» **Task**: Show all lines from the listing below that contain "Enter".

» **Data for the task**:
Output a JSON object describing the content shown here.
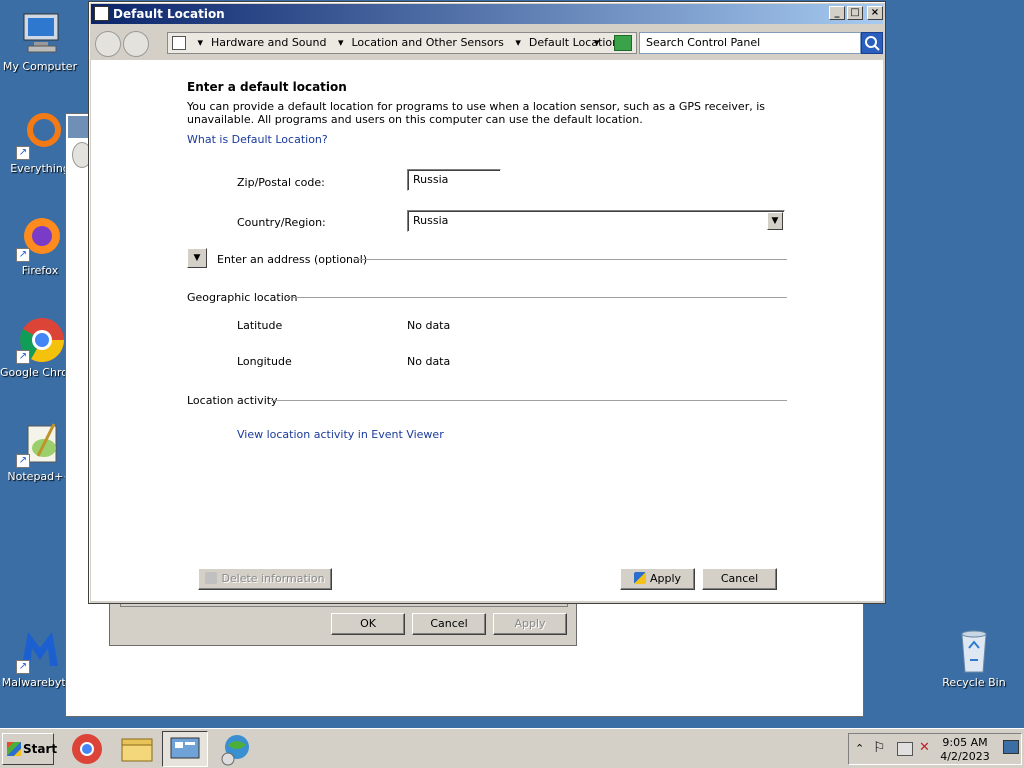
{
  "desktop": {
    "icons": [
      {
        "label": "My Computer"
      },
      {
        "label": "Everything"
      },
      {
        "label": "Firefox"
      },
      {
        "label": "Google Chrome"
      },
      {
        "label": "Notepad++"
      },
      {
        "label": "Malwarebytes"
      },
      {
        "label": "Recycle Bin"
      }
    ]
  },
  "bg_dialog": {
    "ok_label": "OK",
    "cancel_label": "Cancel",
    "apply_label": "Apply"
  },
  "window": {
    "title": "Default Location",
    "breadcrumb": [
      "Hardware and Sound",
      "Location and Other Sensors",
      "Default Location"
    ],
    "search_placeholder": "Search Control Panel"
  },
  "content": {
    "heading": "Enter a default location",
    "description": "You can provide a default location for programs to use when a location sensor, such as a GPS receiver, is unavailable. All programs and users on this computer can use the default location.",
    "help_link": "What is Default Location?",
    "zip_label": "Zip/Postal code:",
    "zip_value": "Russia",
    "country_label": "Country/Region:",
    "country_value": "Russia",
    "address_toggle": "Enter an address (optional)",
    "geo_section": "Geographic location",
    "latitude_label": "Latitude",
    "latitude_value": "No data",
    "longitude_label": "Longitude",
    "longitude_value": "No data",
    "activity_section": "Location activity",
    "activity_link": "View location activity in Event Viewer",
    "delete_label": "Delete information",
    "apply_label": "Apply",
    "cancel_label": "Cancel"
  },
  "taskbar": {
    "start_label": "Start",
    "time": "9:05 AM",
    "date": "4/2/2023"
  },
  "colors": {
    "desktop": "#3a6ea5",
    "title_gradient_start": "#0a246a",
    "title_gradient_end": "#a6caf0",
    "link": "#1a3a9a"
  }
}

» **Solved problem**:
    "heading": "Enter a default location",
    "address_toggle": "Enter an address (optional)",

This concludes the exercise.